▶ _Selected extract_:
IATT – Magnum Opus Review

The title of IATT’s third LP is not as ballsy as you might think. “Magnum opus” is one of those phrases that tends to be carelessly tossed around in art criticism without really meaning anything, so let’s break it down: literally, the phrase means “The great work,” specifically referring to the alchemical process of creating the immortality-granting philosopher’s stone. While some use the phrase as a placeholder for “masterpiece,” IATT is here wielding it with its proper connotation, as evidenced by much of the record’s subject matter. Taken this way, the title also serves as a metaphor in the context of IATT’s career. While not quite a masterpiece, Magnum Opus is wondrously adventurous and experimental, a “great work” that further cements IATT’s legacy as one of the most intriguing progressive black metal acts in the scene.

▶ _Data for this exercise_:

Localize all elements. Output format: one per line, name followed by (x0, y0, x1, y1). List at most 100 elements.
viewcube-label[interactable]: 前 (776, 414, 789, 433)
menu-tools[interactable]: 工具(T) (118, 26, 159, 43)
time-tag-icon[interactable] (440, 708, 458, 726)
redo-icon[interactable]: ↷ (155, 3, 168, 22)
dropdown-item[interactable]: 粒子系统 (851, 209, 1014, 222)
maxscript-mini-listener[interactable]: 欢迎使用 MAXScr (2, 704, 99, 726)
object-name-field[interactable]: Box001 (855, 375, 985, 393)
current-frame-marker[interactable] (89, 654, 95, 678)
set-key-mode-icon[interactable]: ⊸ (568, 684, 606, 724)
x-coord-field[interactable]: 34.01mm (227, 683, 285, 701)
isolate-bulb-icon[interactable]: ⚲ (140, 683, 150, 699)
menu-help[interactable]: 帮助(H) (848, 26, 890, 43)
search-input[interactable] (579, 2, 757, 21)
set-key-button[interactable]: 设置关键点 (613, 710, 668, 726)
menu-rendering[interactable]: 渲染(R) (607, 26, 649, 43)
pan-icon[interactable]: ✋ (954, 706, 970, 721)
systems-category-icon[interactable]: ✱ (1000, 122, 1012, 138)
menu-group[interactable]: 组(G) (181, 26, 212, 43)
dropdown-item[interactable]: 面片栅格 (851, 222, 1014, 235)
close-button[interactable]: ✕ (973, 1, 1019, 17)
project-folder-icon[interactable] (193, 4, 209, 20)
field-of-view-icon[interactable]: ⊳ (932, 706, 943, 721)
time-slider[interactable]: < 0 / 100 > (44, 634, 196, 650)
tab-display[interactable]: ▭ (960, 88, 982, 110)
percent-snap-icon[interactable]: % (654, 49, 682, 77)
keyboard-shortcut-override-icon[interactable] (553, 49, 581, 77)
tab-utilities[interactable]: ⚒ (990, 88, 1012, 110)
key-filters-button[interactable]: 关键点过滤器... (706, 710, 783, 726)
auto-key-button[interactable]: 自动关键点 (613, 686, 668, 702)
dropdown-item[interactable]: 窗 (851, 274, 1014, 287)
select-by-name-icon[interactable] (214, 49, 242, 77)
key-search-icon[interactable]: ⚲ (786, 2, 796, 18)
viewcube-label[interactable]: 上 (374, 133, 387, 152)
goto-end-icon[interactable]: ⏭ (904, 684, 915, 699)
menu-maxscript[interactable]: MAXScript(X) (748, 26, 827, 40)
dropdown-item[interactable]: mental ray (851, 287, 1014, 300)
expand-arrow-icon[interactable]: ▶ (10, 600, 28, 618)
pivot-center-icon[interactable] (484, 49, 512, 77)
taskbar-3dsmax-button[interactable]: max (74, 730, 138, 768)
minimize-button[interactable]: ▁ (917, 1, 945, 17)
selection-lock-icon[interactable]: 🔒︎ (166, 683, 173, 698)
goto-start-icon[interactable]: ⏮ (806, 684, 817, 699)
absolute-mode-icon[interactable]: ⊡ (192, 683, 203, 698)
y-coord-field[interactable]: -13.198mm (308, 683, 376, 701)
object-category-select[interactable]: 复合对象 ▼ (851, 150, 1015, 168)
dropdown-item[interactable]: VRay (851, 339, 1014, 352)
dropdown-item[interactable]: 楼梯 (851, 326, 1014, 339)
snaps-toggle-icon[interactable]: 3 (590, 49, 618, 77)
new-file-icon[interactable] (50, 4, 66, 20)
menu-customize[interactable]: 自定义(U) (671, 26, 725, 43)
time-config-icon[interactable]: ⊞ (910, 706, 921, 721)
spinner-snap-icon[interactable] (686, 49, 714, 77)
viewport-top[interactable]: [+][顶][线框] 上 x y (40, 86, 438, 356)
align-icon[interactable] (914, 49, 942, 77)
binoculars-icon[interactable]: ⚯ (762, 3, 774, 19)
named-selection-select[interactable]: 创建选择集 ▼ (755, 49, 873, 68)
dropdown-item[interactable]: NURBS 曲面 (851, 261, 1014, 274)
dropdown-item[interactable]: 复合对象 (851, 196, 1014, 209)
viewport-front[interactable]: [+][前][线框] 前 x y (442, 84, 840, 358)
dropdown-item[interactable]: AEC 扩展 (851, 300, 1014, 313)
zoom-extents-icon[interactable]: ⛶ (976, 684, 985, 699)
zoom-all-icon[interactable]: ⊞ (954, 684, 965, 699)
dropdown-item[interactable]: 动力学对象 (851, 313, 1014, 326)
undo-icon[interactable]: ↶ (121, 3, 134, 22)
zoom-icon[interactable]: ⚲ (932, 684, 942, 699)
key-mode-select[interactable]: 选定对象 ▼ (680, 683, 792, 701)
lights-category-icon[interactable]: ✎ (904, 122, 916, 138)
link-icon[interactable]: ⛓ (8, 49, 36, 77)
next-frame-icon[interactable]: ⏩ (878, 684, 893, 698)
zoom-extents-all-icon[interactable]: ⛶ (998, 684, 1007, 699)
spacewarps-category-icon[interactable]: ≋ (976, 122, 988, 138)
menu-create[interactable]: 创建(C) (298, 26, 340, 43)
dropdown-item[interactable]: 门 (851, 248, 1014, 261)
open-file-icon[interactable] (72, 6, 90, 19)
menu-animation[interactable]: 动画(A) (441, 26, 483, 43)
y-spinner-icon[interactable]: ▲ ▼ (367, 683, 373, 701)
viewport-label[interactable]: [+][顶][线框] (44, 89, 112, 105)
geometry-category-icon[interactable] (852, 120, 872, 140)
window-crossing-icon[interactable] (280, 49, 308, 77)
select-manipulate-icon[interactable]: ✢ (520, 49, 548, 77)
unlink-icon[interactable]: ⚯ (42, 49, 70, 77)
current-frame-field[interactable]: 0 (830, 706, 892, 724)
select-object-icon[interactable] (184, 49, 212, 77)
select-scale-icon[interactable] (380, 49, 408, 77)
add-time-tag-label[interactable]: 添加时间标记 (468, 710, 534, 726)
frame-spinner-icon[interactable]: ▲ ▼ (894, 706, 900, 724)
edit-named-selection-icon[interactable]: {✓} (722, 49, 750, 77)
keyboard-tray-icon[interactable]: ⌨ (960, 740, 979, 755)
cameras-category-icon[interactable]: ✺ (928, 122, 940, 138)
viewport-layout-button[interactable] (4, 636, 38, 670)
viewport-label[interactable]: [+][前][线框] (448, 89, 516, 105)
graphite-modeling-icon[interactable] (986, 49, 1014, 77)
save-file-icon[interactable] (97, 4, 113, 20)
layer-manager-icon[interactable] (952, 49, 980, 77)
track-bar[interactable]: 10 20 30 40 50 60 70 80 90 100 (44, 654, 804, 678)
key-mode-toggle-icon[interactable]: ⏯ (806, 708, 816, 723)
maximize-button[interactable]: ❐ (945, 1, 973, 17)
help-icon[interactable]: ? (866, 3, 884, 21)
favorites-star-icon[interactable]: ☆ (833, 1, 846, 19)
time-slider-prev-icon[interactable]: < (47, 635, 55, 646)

▶ _Instruction 1_: Can you reproduce the records again, everything from their first line down to the line containing "current-frame-marker[interactable] (89, 654, 95, 678)", with both of those lines included?
▶ _Instruction 2_: How would the IATT Magnum Opus review go on after its final sentence?

▶ _Exercise output 1_:
Localize all elements. Output format: one per line, name followed by (x0, y0, x1, y1). List at most 100 elements.
viewcube-label[interactable]: 前 (776, 414, 789, 433)
menu-tools[interactable]: 工具(T) (118, 26, 159, 43)
time-tag-icon[interactable] (440, 708, 458, 726)
redo-icon[interactable]: ↷ (155, 3, 168, 22)
dropdown-item[interactable]: 粒子系统 (851, 209, 1014, 222)
maxscript-mini-listener[interactable]: 欢迎使用 MAXScr (2, 704, 99, 726)
object-name-field[interactable]: Box001 (855, 375, 985, 393)
current-frame-marker[interactable] (89, 654, 95, 678)

▶ _Exercise output 2_:
Where IATT’s 2019 sophomore effort Nomenclature felt tragic and intimate, Magnum Opus exudes an atmosphere of cosmic wonder. As a result, the record does feel more detached than its predecessor, at least at first. Its opening few tracks feel more firmly rooted in traditional black metal than the band’s prior works, largely eschewing Nomenclature’s melodic death metal influence. Magnum Opus’ second half, then, is where the band lets loose in gloriously chaotic fashion. IATT shows no reservations in pivoting from dour goth rock to quirky, keyboard-centric prog (“Exculpate, Exonerate”), or in splicing a power metal solo into a track that simultaneously worships Tribulation, Dissection, and Enslaved (“Seven Wandering Stars”). The compositional choices don’t always make sense, but with Nomenclature’s songwriting being as tight as it was, IATT deserves a victory lap of unrestrained artistic exploration.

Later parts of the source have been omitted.